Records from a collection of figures
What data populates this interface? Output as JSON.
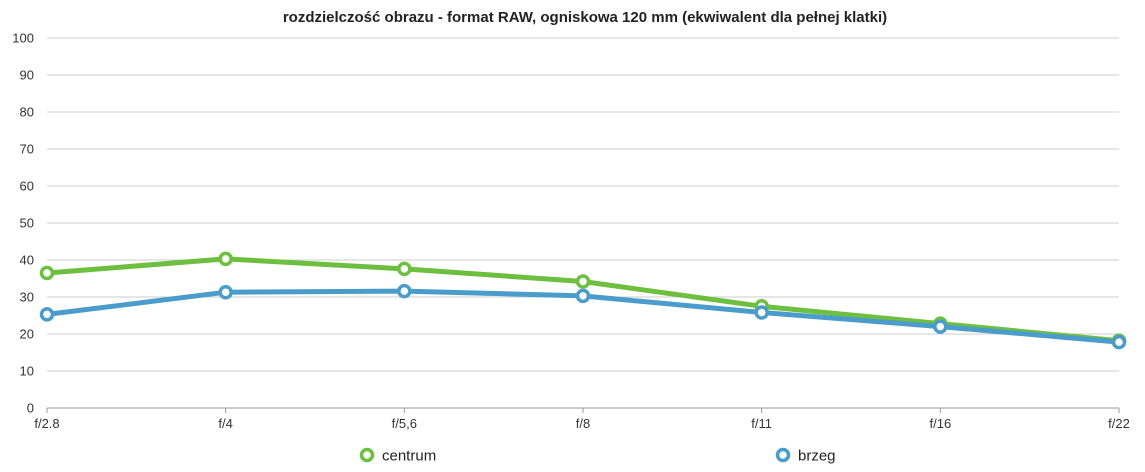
{
  "chart_data": {
    "type": "line",
    "title": "rozdzielczość obrazu - format RAW, ogniskowa 120 mm (ekwiwalent dla pełnej klatki)",
    "xlabel": "",
    "ylabel": "",
    "categories": [
      "f/2.8",
      "f/4",
      "f/5,6",
      "f/8",
      "f/11",
      "f/16",
      "f/22"
    ],
    "ylim": [
      0,
      100
    ],
    "yticks": [
      0,
      10,
      20,
      30,
      40,
      50,
      60,
      70,
      80,
      90,
      100
    ],
    "grid": true,
    "legend_position": "bottom",
    "series": [
      {
        "name": "centrum",
        "color": "#6cbf3f",
        "values": [
          36.5,
          40.3,
          37.6,
          34.2,
          27.5,
          22.8,
          18.2
        ]
      },
      {
        "name": "brzeg",
        "color": "#4a9ccb",
        "values": [
          25.3,
          31.3,
          31.6,
          30.3,
          25.8,
          22.0,
          17.8
        ]
      }
    ]
  }
}
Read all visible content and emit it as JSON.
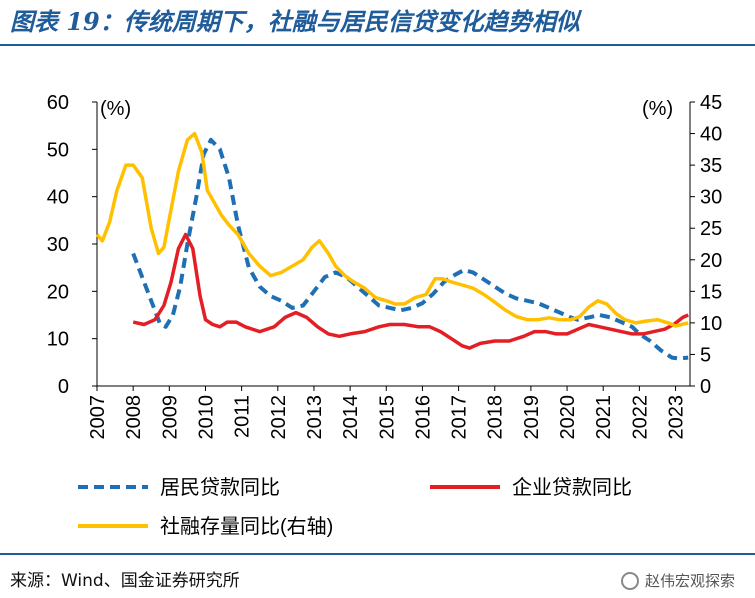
{
  "header": {
    "title": "图表 19：传统周期下，社融与居民信贷变化趋势相似"
  },
  "footer": {
    "source": "来源：Wind、国金证券研究所",
    "watermark": "赵伟宏观探索"
  },
  "colors": {
    "title": "#1f5c99",
    "household": "#1f6fb5",
    "corporate": "#e31e24",
    "tsf": "#ffc000"
  },
  "chart_data": {
    "type": "line",
    "left_axis": {
      "unit_label": "(%)",
      "ylim": [
        0,
        60
      ],
      "ticks": [
        0,
        10,
        20,
        30,
        40,
        50,
        60
      ]
    },
    "right_axis": {
      "unit_label": "(%)",
      "ylim": [
        0,
        45
      ],
      "ticks": [
        0,
        5,
        10,
        15,
        20,
        25,
        30,
        35,
        40,
        45
      ]
    },
    "x_axis": {
      "ticks": [
        "2007",
        "2008",
        "2009",
        "2010",
        "2011",
        "2012",
        "2013",
        "2014",
        "2015",
        "2016",
        "2017",
        "2018",
        "2019",
        "2020",
        "2021",
        "2022",
        "2023"
      ],
      "xlim": [
        2007,
        2023.4
      ]
    },
    "legend_position": "bottom",
    "series": [
      {
        "name": "居民贷款同比",
        "axis": "left",
        "style": "dashed",
        "points": [
          [
            2008.0,
            28
          ],
          [
            2008.2,
            24
          ],
          [
            2008.5,
            18
          ],
          [
            2008.75,
            13
          ],
          [
            2008.9,
            12.5
          ],
          [
            2009.1,
            15
          ],
          [
            2009.3,
            21
          ],
          [
            2009.5,
            30
          ],
          [
            2009.75,
            40
          ],
          [
            2009.95,
            49
          ],
          [
            2010.15,
            52
          ],
          [
            2010.4,
            50
          ],
          [
            2010.65,
            44
          ],
          [
            2010.9,
            34
          ],
          [
            2011.2,
            25
          ],
          [
            2011.5,
            21
          ],
          [
            2011.8,
            19
          ],
          [
            2012.1,
            18
          ],
          [
            2012.4,
            16.5
          ],
          [
            2012.7,
            17
          ],
          [
            2013.0,
            20
          ],
          [
            2013.3,
            23
          ],
          [
            2013.6,
            24
          ],
          [
            2013.9,
            23
          ],
          [
            2014.2,
            21
          ],
          [
            2014.5,
            19
          ],
          [
            2014.8,
            17
          ],
          [
            2015.1,
            16.5
          ],
          [
            2015.4,
            16
          ],
          [
            2015.7,
            16.5
          ],
          [
            2016.0,
            17.5
          ],
          [
            2016.3,
            19.5
          ],
          [
            2016.6,
            22
          ],
          [
            2016.9,
            23.5
          ],
          [
            2017.15,
            24.5
          ],
          [
            2017.4,
            24
          ],
          [
            2017.7,
            22.5
          ],
          [
            2018.0,
            21
          ],
          [
            2018.3,
            19.5
          ],
          [
            2018.6,
            18.5
          ],
          [
            2018.9,
            18
          ],
          [
            2019.2,
            17.5
          ],
          [
            2019.5,
            16.5
          ],
          [
            2019.8,
            15.5
          ],
          [
            2020.1,
            14.5
          ],
          [
            2020.3,
            14
          ],
          [
            2020.6,
            14.5
          ],
          [
            2020.9,
            15
          ],
          [
            2021.2,
            14.5
          ],
          [
            2021.5,
            13.5
          ],
          [
            2021.8,
            12.5
          ],
          [
            2022.0,
            11
          ],
          [
            2022.3,
            9.5
          ],
          [
            2022.6,
            7.5
          ],
          [
            2022.9,
            6
          ],
          [
            2023.1,
            5.8
          ],
          [
            2023.35,
            6
          ]
        ]
      },
      {
        "name": "企业贷款同比",
        "axis": "left",
        "style": "solid",
        "points": [
          [
            2008.0,
            13.5
          ],
          [
            2008.3,
            13
          ],
          [
            2008.6,
            14
          ],
          [
            2008.85,
            17
          ],
          [
            2009.05,
            22
          ],
          [
            2009.25,
            29
          ],
          [
            2009.45,
            32
          ],
          [
            2009.65,
            29
          ],
          [
            2009.85,
            19
          ],
          [
            2010.0,
            14
          ],
          [
            2010.2,
            13
          ],
          [
            2010.4,
            12.5
          ],
          [
            2010.6,
            13.5
          ],
          [
            2010.85,
            13.5
          ],
          [
            2011.1,
            12.5
          ],
          [
            2011.5,
            11.5
          ],
          [
            2011.9,
            12.5
          ],
          [
            2012.2,
            14.5
          ],
          [
            2012.5,
            15.5
          ],
          [
            2012.8,
            14.5
          ],
          [
            2013.1,
            12.5
          ],
          [
            2013.4,
            11
          ],
          [
            2013.7,
            10.5
          ],
          [
            2014.0,
            11
          ],
          [
            2014.4,
            11.5
          ],
          [
            2014.8,
            12.5
          ],
          [
            2015.1,
            13
          ],
          [
            2015.5,
            13
          ],
          [
            2015.9,
            12.5
          ],
          [
            2016.2,
            12.5
          ],
          [
            2016.5,
            11.5
          ],
          [
            2016.8,
            10
          ],
          [
            2017.1,
            8.5
          ],
          [
            2017.3,
            8
          ],
          [
            2017.6,
            9
          ],
          [
            2018.0,
            9.5
          ],
          [
            2018.4,
            9.5
          ],
          [
            2018.8,
            10.5
          ],
          [
            2019.1,
            11.5
          ],
          [
            2019.4,
            11.5
          ],
          [
            2019.7,
            11
          ],
          [
            2020.0,
            11
          ],
          [
            2020.3,
            12
          ],
          [
            2020.6,
            13
          ],
          [
            2020.9,
            12.5
          ],
          [
            2021.2,
            12
          ],
          [
            2021.5,
            11.5
          ],
          [
            2021.8,
            11
          ],
          [
            2022.1,
            11
          ],
          [
            2022.4,
            11.5
          ],
          [
            2022.7,
            12
          ],
          [
            2022.95,
            13
          ],
          [
            2023.2,
            14.5
          ],
          [
            2023.35,
            15
          ]
        ]
      },
      {
        "name": "社融存量同比(右轴)",
        "axis": "right",
        "style": "solid",
        "points": [
          [
            2007.0,
            24
          ],
          [
            2007.15,
            23
          ],
          [
            2007.35,
            26
          ],
          [
            2007.55,
            31
          ],
          [
            2007.8,
            35
          ],
          [
            2008.0,
            35
          ],
          [
            2008.25,
            33
          ],
          [
            2008.5,
            25
          ],
          [
            2008.7,
            21
          ],
          [
            2008.85,
            22
          ],
          [
            2009.05,
            28
          ],
          [
            2009.25,
            34
          ],
          [
            2009.5,
            39
          ],
          [
            2009.7,
            40
          ],
          [
            2009.9,
            37
          ],
          [
            2010.05,
            31
          ],
          [
            2010.25,
            29
          ],
          [
            2010.45,
            27
          ],
          [
            2010.65,
            25.5
          ],
          [
            2010.9,
            24
          ],
          [
            2011.2,
            21
          ],
          [
            2011.5,
            19
          ],
          [
            2011.8,
            17.5
          ],
          [
            2012.1,
            18
          ],
          [
            2012.4,
            19
          ],
          [
            2012.7,
            20
          ],
          [
            2012.95,
            22
          ],
          [
            2013.15,
            23
          ],
          [
            2013.4,
            21
          ],
          [
            2013.6,
            19
          ],
          [
            2013.85,
            17.5
          ],
          [
            2014.1,
            16.5
          ],
          [
            2014.4,
            15.5
          ],
          [
            2014.7,
            14
          ],
          [
            2015.0,
            13.5
          ],
          [
            2015.25,
            13
          ],
          [
            2015.5,
            13
          ],
          [
            2015.8,
            14
          ],
          [
            2016.1,
            14.5
          ],
          [
            2016.35,
            17
          ],
          [
            2016.55,
            17
          ],
          [
            2016.8,
            16.5
          ],
          [
            2017.1,
            16
          ],
          [
            2017.4,
            15.5
          ],
          [
            2017.7,
            14.5
          ],
          [
            2017.95,
            13.5
          ],
          [
            2018.3,
            12
          ],
          [
            2018.6,
            11
          ],
          [
            2018.9,
            10.5
          ],
          [
            2019.2,
            10.5
          ],
          [
            2019.5,
            10.8
          ],
          [
            2019.8,
            10.5
          ],
          [
            2020.1,
            10.5
          ],
          [
            2020.35,
            11
          ],
          [
            2020.6,
            12.5
          ],
          [
            2020.85,
            13.5
          ],
          [
            2021.1,
            13
          ],
          [
            2021.35,
            11.5
          ],
          [
            2021.6,
            10.5
          ],
          [
            2021.9,
            10
          ],
          [
            2022.2,
            10.3
          ],
          [
            2022.5,
            10.5
          ],
          [
            2022.8,
            10
          ],
          [
            2023.0,
            9.5
          ],
          [
            2023.2,
            9.8
          ],
          [
            2023.35,
            10
          ]
        ]
      }
    ]
  }
}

§ SET EXERCISE: Select and copy every line of the listing with the word "name".

§ FULL OUTPUT:
        "name": "centrum",
        "name": "brzeg",
        "name": "居民贷款同比",
        "name": "企业贷款同比",
        "name": "社融存量同比(右轴)",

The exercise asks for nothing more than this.